[Entries from a dataset]
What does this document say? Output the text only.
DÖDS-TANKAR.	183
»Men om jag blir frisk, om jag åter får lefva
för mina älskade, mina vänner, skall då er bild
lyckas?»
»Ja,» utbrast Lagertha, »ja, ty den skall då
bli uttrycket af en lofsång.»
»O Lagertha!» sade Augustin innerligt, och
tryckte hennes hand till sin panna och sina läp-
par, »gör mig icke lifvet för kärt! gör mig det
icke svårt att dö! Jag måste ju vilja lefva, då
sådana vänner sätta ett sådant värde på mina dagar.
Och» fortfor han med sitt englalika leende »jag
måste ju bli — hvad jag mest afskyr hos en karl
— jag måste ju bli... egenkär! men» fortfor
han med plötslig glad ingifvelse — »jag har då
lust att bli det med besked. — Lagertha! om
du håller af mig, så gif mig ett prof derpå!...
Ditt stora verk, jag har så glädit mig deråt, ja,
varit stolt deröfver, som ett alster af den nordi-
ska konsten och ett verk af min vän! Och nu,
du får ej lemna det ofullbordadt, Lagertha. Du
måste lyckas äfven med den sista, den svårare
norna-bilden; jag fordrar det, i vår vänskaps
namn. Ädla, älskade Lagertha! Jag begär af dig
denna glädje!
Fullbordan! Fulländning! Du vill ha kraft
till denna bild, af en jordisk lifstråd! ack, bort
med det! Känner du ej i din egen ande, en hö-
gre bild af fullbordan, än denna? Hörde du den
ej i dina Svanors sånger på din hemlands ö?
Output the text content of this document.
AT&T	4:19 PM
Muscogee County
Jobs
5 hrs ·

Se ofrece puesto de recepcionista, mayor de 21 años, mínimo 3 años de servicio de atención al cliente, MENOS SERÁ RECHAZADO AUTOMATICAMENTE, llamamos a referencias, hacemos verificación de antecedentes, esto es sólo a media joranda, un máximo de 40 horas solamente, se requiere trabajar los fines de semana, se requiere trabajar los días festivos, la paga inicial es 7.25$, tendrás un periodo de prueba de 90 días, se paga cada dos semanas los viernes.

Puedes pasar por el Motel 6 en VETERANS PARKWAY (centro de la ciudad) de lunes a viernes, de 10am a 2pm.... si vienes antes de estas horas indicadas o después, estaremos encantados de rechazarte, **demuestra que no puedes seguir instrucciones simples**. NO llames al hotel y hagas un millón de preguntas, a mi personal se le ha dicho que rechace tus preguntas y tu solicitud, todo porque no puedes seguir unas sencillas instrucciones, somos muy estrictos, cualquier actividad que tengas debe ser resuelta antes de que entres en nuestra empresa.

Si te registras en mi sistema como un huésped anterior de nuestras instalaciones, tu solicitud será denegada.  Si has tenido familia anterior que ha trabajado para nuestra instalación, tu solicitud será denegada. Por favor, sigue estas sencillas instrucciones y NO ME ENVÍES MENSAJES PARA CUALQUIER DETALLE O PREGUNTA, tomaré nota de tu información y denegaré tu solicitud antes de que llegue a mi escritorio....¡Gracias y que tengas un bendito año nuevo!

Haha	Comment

[Aim of the task]:
Transcribe the full listing above without leaving anything out.

[Written answer]:
What does this document say? Output the text only.
DÖDS-TANKAR.	183
»Men om jag blir frisk, om jag åter får lefva
för mina älskade, mina vänner, skall då er bild
lyckas?»
»Ja,» utbrast Lagertha, »ja, ty den skall då
bli uttrycket af en lofsång.»
»O Lagertha!» sade Augustin innerligt, och
tryckte hennes hand till sin panna och sina läp-
par, »gör mig icke lifvet för kärt! gör mig det
icke svårt att dö! Jag måste ju vilja lefva, då
sådana vänner sätta ett sådant värde på mina dagar.
Och» fortfor han med sitt englalika leende »jag
måste ju bli — hvad jag mest afskyr hos en karl
— jag måste ju bli... egenkär! men» fortfor
han med plötslig glad ingifvelse — »jag har då
lust att bli det med besked. — Lagertha! om
du håller af mig, så gif mig ett prof derpå!...
Ditt stora verk, jag har så glädit mig deråt, ja,
varit stolt deröfver, som ett alster af den nordi-
ska konsten och ett verk af min vän! Och nu,
du får ej lemna det ofullbordadt, Lagertha. Du
måste lyckas äfven med den sista, den svårare
norna-bilden; jag fordrar det, i vår vänskaps
namn. Ädla, älskade Lagertha! Jag begär af dig
denna glädje!
Fullbordan! Fulländning! Du vill ha kraft
till denna bild, af en jordisk lifstråd! ack, bort
med det! Känner du ej i din egen ande, en hö-
gre bild af fullbordan, än denna? Hörde du den
ej i dina Svanors sånger på din hemlands ö?
Output the text content of this document.
AT&T	4:19 PM
Muscogee County
Jobs
5 hrs ·

Se ofrece puesto de recepcionista, mayor de 21 años, mínimo 3 años de servicio de atención al cliente, MENOS SERÁ RECHAZADO AUTOMATICAMENTE, llamamos a referencias, hacemos verificación de antecedentes, esto es sólo a media joranda, un máximo de 40 horas solamente, se requiere trabajar los fines de semana, se requiere trabajar los días festivos, la paga inicial es 7.25$, tendrás un periodo de prueba de 90 días, se paga cada dos semanas los viernes.

Puedes pasar por el Motel 6 en VETERANS PARKWAY (centro de la ciudad) de lunes a viernes, de 10am a 2pm.... si vienes antes de estas horas indicadas o después, estaremos encantados de rechazarte, **demuestra que no puedes seguir instrucciones simples**. NO llames al hotel y hagas un millón de preguntas, a mi personal se le ha dicho que rechace tus preguntas y tu solicitud, todo porque no puedes seguir unas sencillas instrucciones, somos muy estrictos, cualquier actividad que tengas debe ser resuelta antes de que entres en nuestra empresa.

Si te registras en mi sistema como un huésped anterior de nuestras instalaciones, tu solicitud será denegada.  Si has tenido familia anterior que ha trabajado para nuestra instalación, tu solicitud será denegada. Por favor, sigue estas sencillas instrucciones y NO ME ENVÍES MENSAJES PARA CUALQUIER DETALLE O PREGUNTA, tomaré nota de tu información y denegaré tu solicitud antes de que llegue a mi escritorio....¡Gracias y que tengas un bendito año nuevo!

Haha	Comment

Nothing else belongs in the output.